▸ **What is expected**
Find how many lines hold the word "Rechnungen". Give only the number.

— START Exercise input —

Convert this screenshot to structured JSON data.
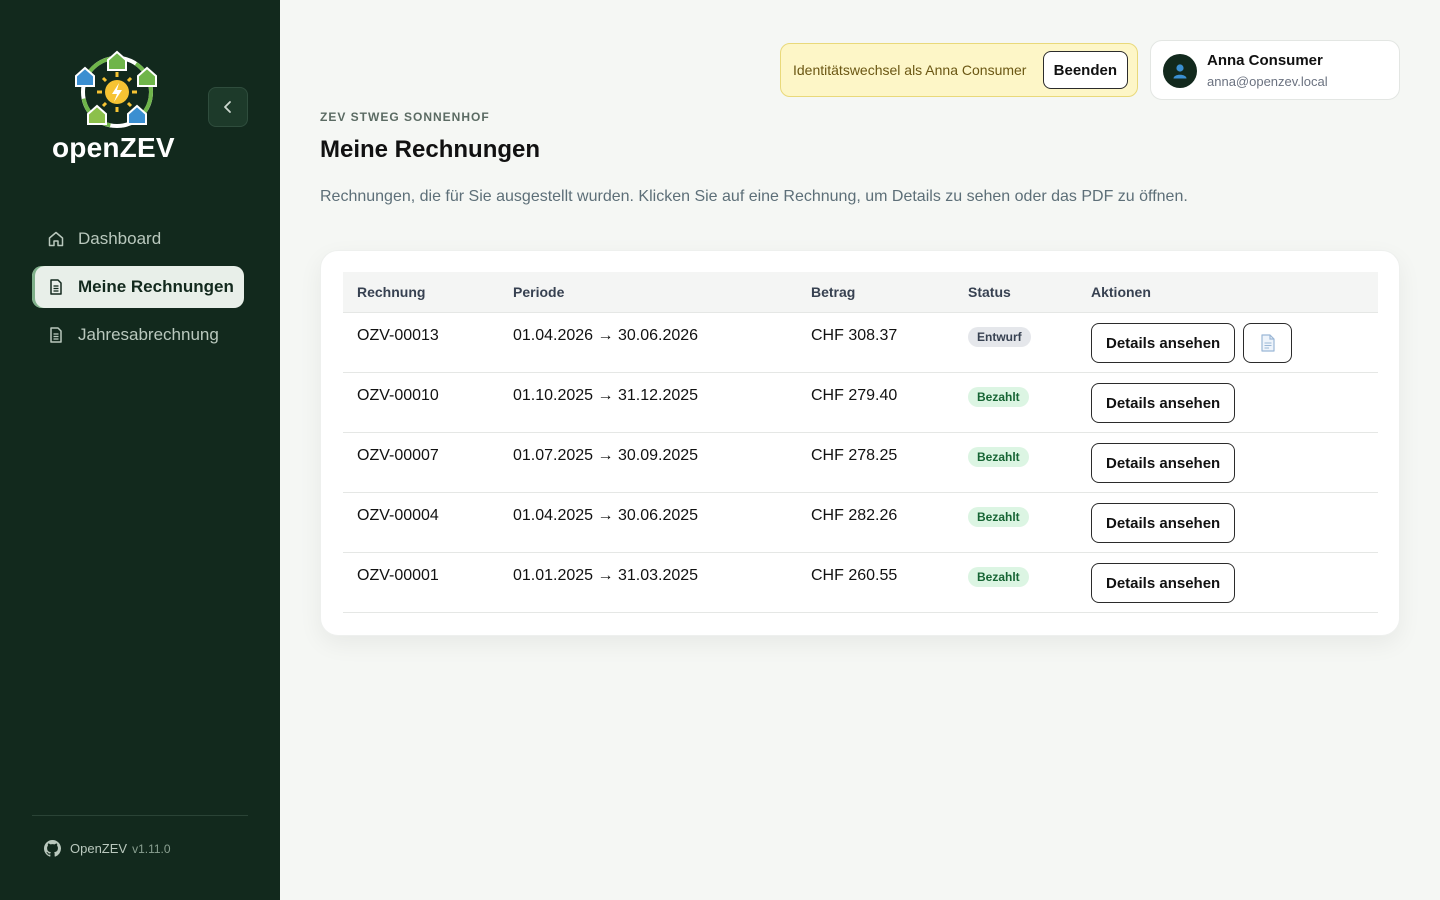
{
  "brand": {
    "name": "openZEV"
  },
  "sidebar": {
    "items": [
      {
        "label": "Dashboard",
        "icon": "home-icon"
      },
      {
        "label": "Meine Rechnungen",
        "icon": "document-icon"
      },
      {
        "label": "Jahresabrechnung",
        "icon": "document-icon"
      }
    ],
    "footer": {
      "name": "OpenZEV",
      "version": "v1.11.0"
    }
  },
  "impersonation": {
    "text": "Identitätswechsel als Anna Consumer",
    "end_label": "Beenden"
  },
  "user": {
    "name": "Anna Consumer",
    "email": "anna@openzev.local"
  },
  "header": {
    "eyebrow": "ZEV STWEG SONNENHOF",
    "title": "Meine Rechnungen",
    "subtitle": "Rechnungen, die für Sie ausgestellt wurden. Klicken Sie auf eine Rechnung, um Details zu sehen oder das PDF zu öffnen."
  },
  "table": {
    "headers": [
      "Rechnung",
      "Periode",
      "Betrag",
      "Status",
      "Aktionen"
    ],
    "details_label": "Details ansehen",
    "rows": [
      {
        "id": "OZV-00013",
        "period": "01.04.2026 → 30.06.2026",
        "amount": "CHF 308.37",
        "status": "Entwurf"
      },
      {
        "id": "OZV-00010",
        "period": "01.10.2025 → 31.12.2025",
        "amount": "CHF 279.40",
        "status": "Bezahlt"
      },
      {
        "id": "OZV-00007",
        "period": "01.07.2025 → 30.09.2025",
        "amount": "CHF 278.25",
        "status": "Bezahlt"
      },
      {
        "id": "OZV-00004",
        "period": "01.04.2025 → 30.06.2025",
        "amount": "CHF 282.26",
        "status": "Bezahlt"
      },
      {
        "id": "OZV-00001",
        "period": "01.01.2025 → 31.03.2025",
        "amount": "CHF 260.55",
        "status": "Bezahlt"
      }
    ]
  },
  "colors": {
    "sidebar": "#12291d",
    "accent": "#7fb08a",
    "badge_paid": "#dcf5e3",
    "badge_draft": "#e5e7eb"
  }
}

— END Exercise input —

▸ **Exercise response**
3